Arrange the lines of the data below as a JSON list of strings, one string per line and omitting any blank lines, starting with the line that contains "curve-medium-concentration xyxy=(115,131,755,484)" and continuing through the line that contains "y-tick-label: 6 xyxy=(91,321,101,341)". Include both of those lines and no others.

▶ [Exercise inputs]
■ ■ ■ ■
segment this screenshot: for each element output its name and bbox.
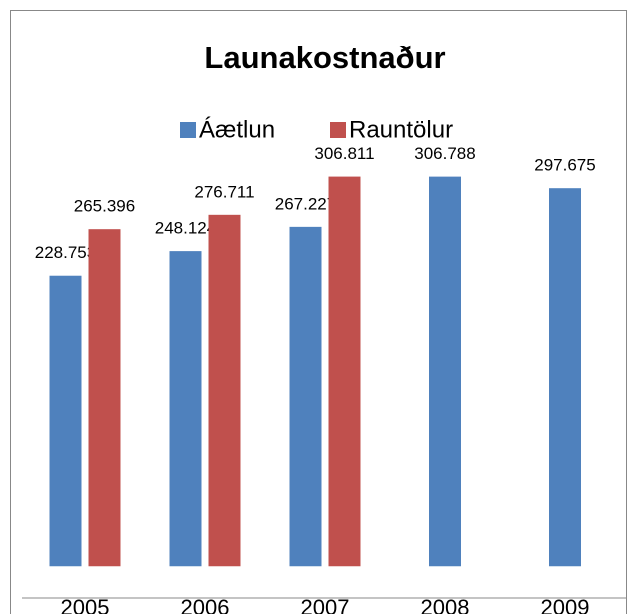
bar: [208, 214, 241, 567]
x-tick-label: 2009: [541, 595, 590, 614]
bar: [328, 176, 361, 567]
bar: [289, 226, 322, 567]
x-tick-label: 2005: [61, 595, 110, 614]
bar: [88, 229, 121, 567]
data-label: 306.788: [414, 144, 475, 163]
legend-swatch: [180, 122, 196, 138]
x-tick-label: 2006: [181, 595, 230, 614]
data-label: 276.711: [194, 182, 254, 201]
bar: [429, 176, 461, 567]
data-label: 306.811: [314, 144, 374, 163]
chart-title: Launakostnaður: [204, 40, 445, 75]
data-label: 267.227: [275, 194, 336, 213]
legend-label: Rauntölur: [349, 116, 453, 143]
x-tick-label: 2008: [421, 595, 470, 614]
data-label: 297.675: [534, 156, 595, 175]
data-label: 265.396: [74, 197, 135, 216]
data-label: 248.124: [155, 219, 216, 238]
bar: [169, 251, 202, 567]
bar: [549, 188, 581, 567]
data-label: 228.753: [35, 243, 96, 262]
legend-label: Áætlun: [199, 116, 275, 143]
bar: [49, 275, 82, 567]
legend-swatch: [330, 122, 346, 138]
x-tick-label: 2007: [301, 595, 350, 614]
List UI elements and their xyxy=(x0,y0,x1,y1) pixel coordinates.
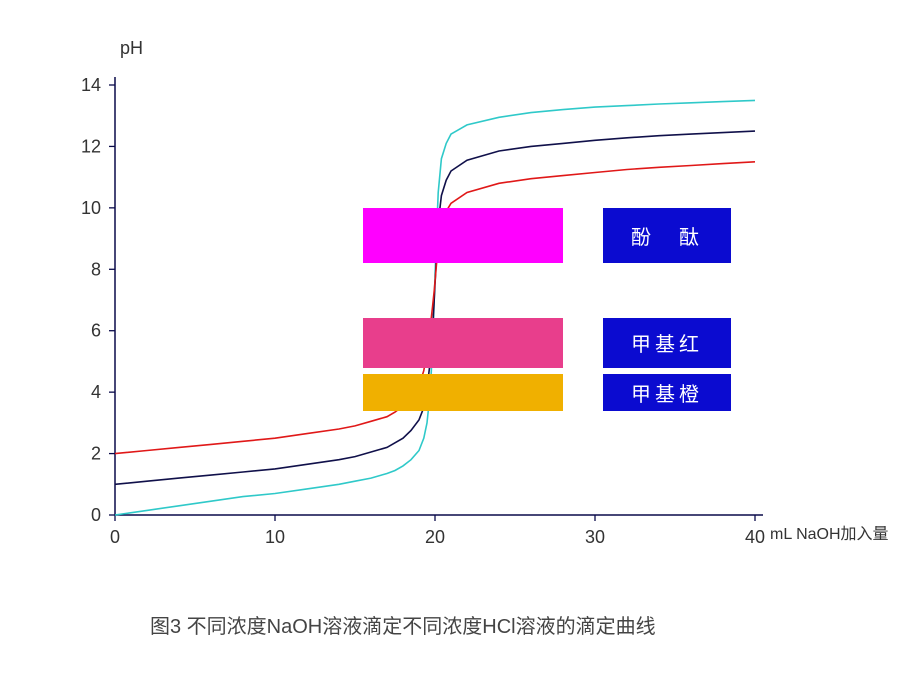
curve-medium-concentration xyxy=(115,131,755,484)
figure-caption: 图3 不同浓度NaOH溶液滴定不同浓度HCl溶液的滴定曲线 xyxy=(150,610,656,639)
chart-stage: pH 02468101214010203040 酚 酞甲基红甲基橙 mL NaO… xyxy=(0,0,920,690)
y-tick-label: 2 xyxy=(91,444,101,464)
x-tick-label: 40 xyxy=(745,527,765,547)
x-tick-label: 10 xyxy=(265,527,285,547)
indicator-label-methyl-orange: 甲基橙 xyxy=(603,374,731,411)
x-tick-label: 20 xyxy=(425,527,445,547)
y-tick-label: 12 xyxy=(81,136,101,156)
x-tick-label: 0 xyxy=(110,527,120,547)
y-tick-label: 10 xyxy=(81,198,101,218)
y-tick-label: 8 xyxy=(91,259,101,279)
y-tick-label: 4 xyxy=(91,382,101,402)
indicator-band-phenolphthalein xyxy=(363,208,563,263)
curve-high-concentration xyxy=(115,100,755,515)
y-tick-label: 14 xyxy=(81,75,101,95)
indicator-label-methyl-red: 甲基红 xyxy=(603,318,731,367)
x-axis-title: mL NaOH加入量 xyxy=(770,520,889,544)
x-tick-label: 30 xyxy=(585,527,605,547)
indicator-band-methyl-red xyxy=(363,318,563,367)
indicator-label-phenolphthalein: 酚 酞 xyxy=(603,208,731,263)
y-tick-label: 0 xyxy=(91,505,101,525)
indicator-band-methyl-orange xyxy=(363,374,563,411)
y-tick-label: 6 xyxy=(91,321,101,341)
■ ■ ■ ■
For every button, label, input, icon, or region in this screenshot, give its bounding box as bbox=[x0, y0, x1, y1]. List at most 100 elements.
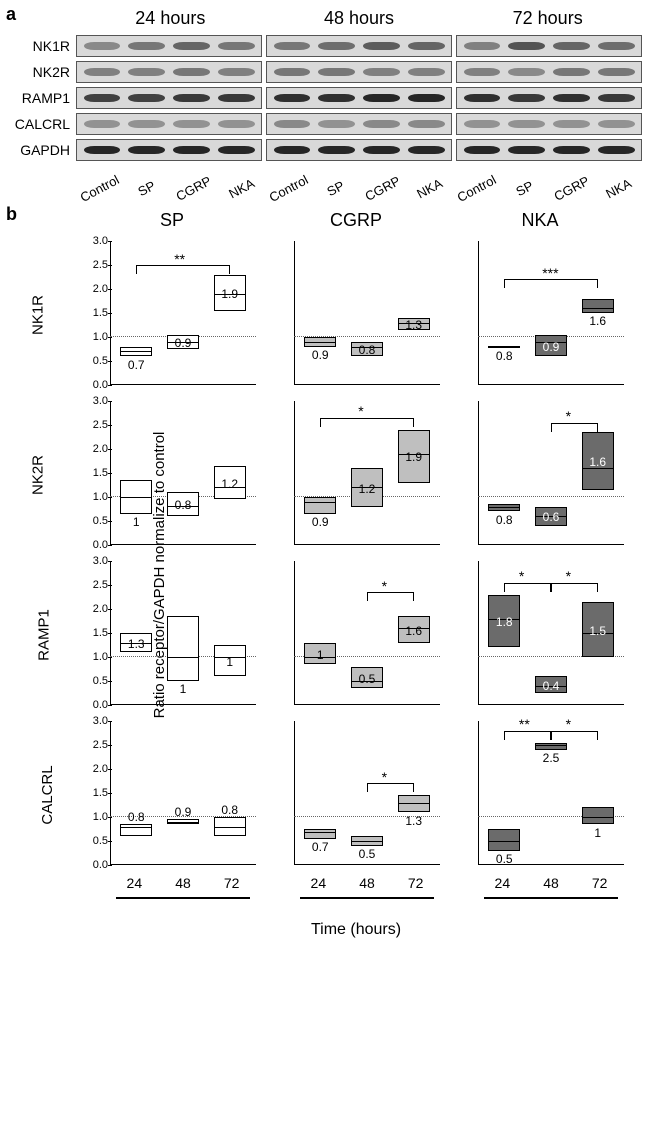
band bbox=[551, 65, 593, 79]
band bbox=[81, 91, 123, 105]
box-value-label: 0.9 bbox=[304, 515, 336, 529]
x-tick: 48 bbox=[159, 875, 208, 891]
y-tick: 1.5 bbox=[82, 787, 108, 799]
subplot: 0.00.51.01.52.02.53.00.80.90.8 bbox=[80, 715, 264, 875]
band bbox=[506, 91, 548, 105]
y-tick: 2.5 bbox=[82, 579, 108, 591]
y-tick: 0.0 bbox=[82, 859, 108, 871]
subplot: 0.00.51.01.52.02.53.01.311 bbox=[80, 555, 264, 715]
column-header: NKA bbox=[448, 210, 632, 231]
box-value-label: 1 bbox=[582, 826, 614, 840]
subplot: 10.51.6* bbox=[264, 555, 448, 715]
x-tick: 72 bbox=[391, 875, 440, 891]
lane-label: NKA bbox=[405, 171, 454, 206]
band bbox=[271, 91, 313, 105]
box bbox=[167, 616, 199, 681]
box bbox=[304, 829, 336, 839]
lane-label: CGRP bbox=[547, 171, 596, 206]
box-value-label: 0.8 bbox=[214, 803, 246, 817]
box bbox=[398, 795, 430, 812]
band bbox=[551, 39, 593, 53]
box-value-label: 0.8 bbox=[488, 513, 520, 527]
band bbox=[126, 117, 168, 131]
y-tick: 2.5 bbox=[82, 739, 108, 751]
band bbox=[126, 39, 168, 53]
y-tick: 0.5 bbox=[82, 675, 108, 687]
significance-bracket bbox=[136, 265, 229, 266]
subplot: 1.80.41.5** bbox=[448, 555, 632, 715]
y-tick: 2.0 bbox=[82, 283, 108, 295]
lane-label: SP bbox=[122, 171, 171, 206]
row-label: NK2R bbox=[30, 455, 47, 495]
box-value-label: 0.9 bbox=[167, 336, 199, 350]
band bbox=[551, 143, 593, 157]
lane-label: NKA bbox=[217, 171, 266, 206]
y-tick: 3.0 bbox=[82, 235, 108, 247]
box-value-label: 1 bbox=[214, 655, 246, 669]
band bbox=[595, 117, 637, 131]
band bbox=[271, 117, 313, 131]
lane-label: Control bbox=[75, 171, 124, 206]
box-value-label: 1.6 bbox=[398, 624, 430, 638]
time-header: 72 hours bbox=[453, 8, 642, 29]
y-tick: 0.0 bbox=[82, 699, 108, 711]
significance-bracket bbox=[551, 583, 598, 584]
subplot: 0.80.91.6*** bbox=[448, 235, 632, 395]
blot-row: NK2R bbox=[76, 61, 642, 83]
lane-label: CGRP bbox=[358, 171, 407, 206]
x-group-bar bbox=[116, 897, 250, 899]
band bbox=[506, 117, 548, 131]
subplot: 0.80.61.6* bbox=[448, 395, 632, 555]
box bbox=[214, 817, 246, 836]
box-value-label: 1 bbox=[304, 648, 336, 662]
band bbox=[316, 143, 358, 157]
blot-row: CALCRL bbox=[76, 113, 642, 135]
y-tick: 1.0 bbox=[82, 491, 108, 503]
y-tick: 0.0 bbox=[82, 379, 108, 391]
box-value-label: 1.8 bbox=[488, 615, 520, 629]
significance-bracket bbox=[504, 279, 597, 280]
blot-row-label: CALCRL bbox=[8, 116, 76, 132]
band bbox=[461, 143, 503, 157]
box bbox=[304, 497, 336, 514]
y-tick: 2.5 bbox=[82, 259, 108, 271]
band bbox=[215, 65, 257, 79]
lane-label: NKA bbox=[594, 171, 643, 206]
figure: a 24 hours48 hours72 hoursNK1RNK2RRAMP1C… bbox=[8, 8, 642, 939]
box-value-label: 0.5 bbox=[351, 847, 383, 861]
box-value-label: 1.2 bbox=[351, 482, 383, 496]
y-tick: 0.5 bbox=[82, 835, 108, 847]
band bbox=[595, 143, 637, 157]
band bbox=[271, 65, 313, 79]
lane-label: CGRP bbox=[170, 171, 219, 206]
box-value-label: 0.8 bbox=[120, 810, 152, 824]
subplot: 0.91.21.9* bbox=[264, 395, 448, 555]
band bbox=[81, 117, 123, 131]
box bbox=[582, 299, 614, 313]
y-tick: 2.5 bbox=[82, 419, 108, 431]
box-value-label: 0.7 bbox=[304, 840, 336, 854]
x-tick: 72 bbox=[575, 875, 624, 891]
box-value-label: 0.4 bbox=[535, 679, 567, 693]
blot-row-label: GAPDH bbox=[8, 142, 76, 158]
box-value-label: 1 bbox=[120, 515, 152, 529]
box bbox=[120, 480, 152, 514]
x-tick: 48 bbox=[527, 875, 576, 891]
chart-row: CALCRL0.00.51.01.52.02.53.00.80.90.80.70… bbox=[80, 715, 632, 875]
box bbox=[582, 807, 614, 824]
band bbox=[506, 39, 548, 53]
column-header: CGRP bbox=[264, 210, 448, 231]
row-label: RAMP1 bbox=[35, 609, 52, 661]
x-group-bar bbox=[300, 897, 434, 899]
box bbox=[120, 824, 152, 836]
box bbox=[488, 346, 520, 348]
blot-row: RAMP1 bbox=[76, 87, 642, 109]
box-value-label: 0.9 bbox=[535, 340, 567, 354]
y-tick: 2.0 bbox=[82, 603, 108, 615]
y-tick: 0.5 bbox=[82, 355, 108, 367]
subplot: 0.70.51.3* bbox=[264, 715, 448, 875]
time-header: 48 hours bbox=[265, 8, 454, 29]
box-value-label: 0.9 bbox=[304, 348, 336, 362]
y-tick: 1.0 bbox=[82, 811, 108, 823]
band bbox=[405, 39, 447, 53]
■ ■ ■ ■
▶ [Full response]
[
  "curve-medium-concentration xyxy=(115,131,755,484)",
  "figure-caption: 图3 不同浓度NaOH溶液滴定不同浓度HCl溶液的滴定曲线 xyxy=(150,610,656,639)",
  "chart-stage: pH 02468101214010203040 酚 酞甲基红甲基橙 mL NaO… xyxy=(0,0,920,690)",
  "y-tick-label: 2 xyxy=(91,444,101,464)",
  "x-tick-label: 40 xyxy=(745,527,765,547)",
  "x-tick-label: 10 xyxy=(265,527,285,547)",
  "indicator-label-methyl-orange: 甲基橙 xyxy=(603,374,731,411)",
  "x-tick-label: 20 xyxy=(425,527,445,547)",
  "y-tick-label: 12 xyxy=(81,136,101,156)",
  "x-tick-label: 0 xyxy=(110,527,120,547)",
  "y-tick-label: 10 xyxy=(81,198,101,218)",
  "y-tick-label: 8 xyxy=(91,259,101,279)",
  "y-tick-label: 4 xyxy=(91,382,101,402)",
  "indicator-band-phenolphthalein xyxy=(363,208,563,263)",
  "curve-high-concentration xyxy=(115,100,755,515)",
  "y-tick-label: 14 xyxy=(81,75,101,95)",
  "indicator-label-methyl-red: 甲基红 xyxy=(603,318,731,367)",
  "x-axis-title: mL NaOH加入量 xyxy=(770,520,889,544)",
  "x-tick-label: 30 xyxy=(585,527,605,547)",
  "indicator-band-methyl-red xyxy=(363,318,563,367)",
  "indicator-label-phenolphthalein: 酚 酞 xyxy=(603,208,731,263)",
  "y-tick-label: 0 xyxy=(91,505,101,525)",
  "indicator-band-methyl-orange xyxy=(363,374,563,411)",
  "y-tick-label: 6 xyxy=(91,321,101,341)"
]